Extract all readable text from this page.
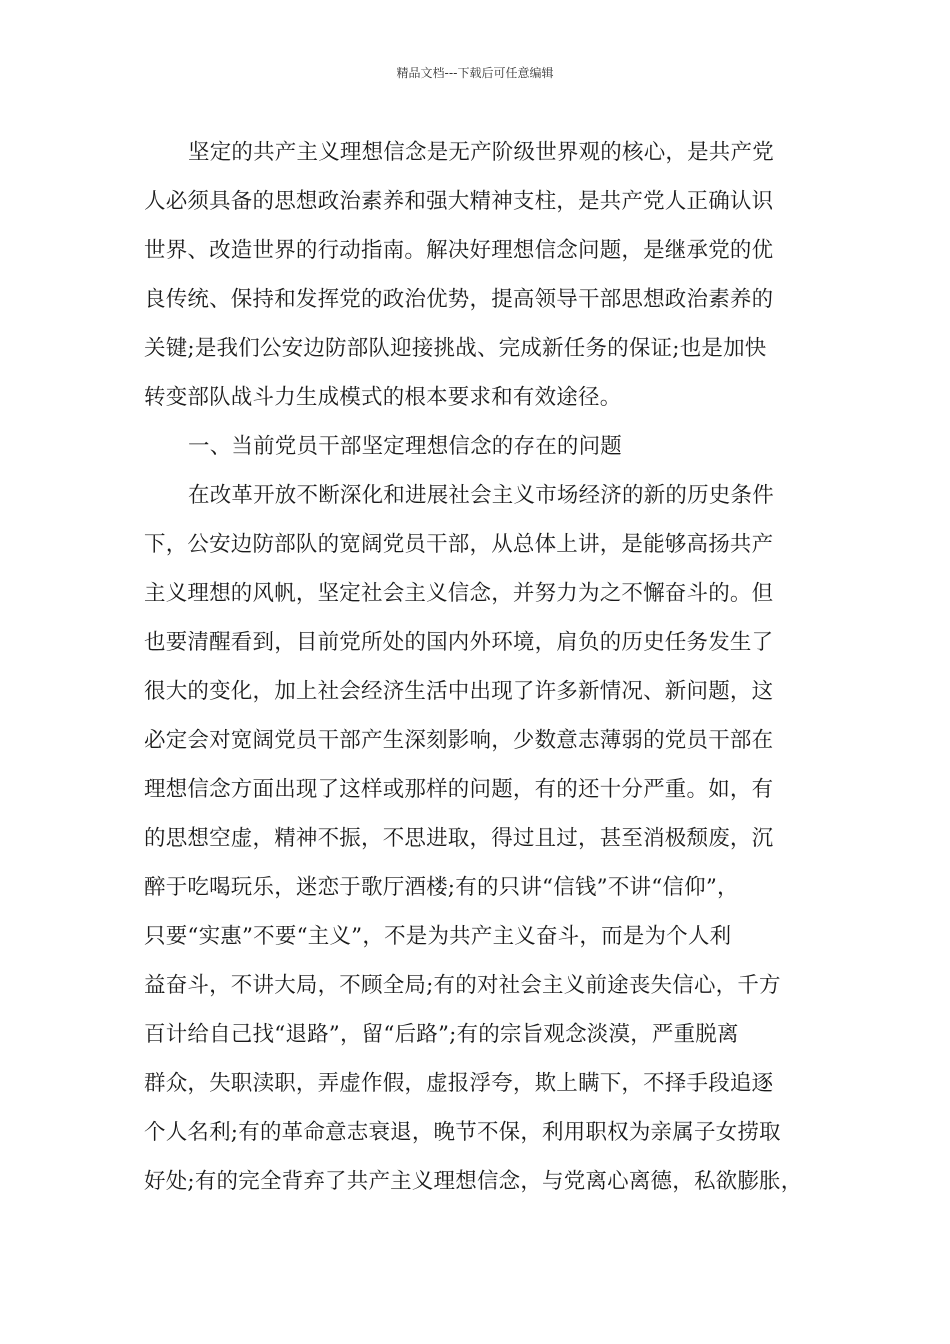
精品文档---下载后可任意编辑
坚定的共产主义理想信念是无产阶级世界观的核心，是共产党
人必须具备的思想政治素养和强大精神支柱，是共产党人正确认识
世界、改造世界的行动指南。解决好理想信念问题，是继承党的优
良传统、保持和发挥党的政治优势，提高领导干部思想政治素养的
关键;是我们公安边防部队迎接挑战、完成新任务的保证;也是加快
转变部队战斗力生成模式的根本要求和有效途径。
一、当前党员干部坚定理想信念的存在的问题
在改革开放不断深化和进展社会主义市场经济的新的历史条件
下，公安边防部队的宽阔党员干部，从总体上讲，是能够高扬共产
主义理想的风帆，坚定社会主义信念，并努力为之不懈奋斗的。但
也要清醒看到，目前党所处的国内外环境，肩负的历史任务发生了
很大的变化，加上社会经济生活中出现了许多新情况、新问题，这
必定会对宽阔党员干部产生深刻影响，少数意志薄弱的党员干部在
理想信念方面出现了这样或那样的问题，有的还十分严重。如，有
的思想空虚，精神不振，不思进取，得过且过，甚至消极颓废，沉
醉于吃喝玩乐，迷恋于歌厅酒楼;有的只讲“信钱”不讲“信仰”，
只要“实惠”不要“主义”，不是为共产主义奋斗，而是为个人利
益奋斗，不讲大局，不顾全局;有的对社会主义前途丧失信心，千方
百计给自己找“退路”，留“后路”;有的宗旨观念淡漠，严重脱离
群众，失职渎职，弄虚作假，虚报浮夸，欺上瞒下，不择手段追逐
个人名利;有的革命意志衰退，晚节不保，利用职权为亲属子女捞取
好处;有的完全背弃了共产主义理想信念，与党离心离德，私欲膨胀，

---

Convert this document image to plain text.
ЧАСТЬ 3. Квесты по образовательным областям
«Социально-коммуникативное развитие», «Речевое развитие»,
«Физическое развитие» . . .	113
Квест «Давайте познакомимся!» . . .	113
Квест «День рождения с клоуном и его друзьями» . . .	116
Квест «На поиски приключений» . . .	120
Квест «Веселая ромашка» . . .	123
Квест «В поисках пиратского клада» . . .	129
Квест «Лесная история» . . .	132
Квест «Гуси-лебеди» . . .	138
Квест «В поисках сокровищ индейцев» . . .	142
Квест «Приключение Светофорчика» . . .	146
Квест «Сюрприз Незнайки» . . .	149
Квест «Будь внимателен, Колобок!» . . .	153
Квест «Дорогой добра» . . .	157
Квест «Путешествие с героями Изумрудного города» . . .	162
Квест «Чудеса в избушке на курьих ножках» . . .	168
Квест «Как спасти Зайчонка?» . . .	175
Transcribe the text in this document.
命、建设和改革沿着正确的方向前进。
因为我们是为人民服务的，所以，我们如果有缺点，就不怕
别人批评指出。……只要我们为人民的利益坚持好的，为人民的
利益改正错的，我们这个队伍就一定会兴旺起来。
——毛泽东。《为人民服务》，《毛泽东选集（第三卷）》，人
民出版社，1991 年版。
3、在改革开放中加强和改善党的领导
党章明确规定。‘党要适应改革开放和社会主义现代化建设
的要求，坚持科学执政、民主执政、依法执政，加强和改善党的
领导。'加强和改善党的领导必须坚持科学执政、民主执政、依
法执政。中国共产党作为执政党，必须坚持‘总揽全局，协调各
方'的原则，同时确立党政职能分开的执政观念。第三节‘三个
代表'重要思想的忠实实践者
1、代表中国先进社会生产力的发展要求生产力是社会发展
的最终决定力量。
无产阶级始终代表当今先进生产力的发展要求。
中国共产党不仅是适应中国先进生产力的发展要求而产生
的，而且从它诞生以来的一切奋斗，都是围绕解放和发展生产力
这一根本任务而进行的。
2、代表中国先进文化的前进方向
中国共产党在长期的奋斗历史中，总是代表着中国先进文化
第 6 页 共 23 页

## WRITTEN EXERCISE
Collect every line above that contains the word "this".

## TASK SOLUTION
Extract all readable text from this page.
Convert this document image to plain text.
Transcribe the text in this document.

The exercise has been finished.